─── DATA PROVIDED

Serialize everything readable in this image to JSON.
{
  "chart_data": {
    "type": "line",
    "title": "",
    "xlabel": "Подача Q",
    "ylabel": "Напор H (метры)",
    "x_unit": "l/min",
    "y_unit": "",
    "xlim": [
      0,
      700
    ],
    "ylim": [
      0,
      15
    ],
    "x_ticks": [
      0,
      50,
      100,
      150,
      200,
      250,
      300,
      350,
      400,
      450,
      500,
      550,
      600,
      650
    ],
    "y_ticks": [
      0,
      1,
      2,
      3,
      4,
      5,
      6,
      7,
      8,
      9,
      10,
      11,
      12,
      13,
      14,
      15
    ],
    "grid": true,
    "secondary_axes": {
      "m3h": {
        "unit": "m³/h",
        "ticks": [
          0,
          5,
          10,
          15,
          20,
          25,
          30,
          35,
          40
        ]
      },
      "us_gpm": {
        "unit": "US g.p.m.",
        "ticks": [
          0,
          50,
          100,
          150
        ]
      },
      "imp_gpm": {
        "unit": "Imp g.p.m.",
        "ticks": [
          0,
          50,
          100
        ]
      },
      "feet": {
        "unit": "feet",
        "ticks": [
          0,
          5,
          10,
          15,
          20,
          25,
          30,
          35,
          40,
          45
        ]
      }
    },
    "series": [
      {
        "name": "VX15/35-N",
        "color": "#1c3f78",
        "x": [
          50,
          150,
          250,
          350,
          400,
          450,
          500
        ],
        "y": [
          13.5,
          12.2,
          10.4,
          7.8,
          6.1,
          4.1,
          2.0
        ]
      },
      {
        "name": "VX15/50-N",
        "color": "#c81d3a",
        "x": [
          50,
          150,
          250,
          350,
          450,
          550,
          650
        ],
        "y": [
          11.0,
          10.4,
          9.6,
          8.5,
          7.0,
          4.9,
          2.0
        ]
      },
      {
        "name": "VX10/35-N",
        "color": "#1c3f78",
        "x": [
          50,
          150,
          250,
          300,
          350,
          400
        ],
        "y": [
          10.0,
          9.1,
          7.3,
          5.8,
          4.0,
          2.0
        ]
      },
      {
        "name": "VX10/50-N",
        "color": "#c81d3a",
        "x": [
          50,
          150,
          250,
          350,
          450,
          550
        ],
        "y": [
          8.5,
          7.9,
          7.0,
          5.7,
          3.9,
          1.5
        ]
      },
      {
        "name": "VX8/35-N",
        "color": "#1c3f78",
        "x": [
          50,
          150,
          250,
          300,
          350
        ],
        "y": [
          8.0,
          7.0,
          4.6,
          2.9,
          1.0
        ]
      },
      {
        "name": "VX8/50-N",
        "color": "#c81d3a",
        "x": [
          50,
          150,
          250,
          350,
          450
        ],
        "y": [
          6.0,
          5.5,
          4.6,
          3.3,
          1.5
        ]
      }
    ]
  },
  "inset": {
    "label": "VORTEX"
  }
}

──────

Restate all of the entries above precisely.

Serialize everything readable in this image to JSON.
{
  "chart_data": {
    "type": "line",
    "title": "",
    "xlabel": "Подача Q",
    "ylabel": "Напор H (метры)",
    "x_unit": "l/min",
    "y_unit": "",
    "xlim": [
      0,
      700
    ],
    "ylim": [
      0,
      15
    ],
    "x_ticks": [
      0,
      50,
      100,
      150,
      200,
      250,
      300,
      350,
      400,
      450,
      500,
      550,
      600,
      650
    ],
    "y_ticks": [
      0,
      1,
      2,
      3,
      4,
      5,
      6,
      7,
      8,
      9,
      10,
      11,
      12,
      13,
      14,
      15
    ],
    "grid": true,
    "secondary_axes": {
      "m3h": {
        "unit": "m³/h",
        "ticks": [
          0,
          5,
          10,
          15,
          20,
          25,
          30,
          35,
          40
        ]
      },
      "us_gpm": {
        "unit": "US g.p.m.",
        "ticks": [
          0,
          50,
          100,
          150
        ]
      },
      "imp_gpm": {
        "unit": "Imp g.p.m.",
        "ticks": [
          0,
          50,
          100
        ]
      },
      "feet": {
        "unit": "feet",
        "ticks": [
          0,
          5,
          10,
          15,
          20,
          25,
          30,
          35,
          40,
          45
        ]
      }
    },
    "series": [
      {
        "name": "VX15/35-N",
        "color": "#1c3f78",
        "x": [
          50,
          150,
          250,
          350,
          400,
          450,
          500
        ],
        "y": [
          13.5,
          12.2,
          10.4,
          7.8,
          6.1,
          4.1,
          2.0
        ]
      },
      {
        "name": "VX15/50-N",
        "color": "#c81d3a",
        "x": [
          50,
          150,
          250,
          350,
          450,
          550,
          650
        ],
        "y": [
          11.0,
          10.4,
          9.6,
          8.5,
          7.0,
          4.9,
          2.0
        ]
      },
      {
        "name": "VX10/35-N",
        "color": "#1c3f78",
        "x": [
          50,
          150,
          250,
          300,
          350,
          400
        ],
        "y": [
          10.0,
          9.1,
          7.3,
          5.8,
          4.0,
          2.0
        ]
      },
      {
        "name": "VX10/50-N",
        "color": "#c81d3a",
        "x": [
          50,
          150,
          250,
          350,
          450,
          550
        ],
        "y": [
          8.5,
          7.9,
          7.0,
          5.7,
          3.9,
          1.5
        ]
      },
      {
        "name": "VX8/35-N",
        "color": "#1c3f78",
        "x": [
          50,
          150,
          250,
          300,
          350
        ],
        "y": [
          8.0,
          7.0,
          4.6,
          2.9,
          1.0
        ]
      },
      {
        "name": "VX8/50-N",
        "color": "#c81d3a",
        "x": [
          50,
          150,
          250,
          350,
          450
        ],
        "y": [
          6.0,
          5.5,
          4.6,
          3.3,
          1.5
        ]
      }
    ]
  },
  "inset": {
    "label": "VORTEX"
  }
}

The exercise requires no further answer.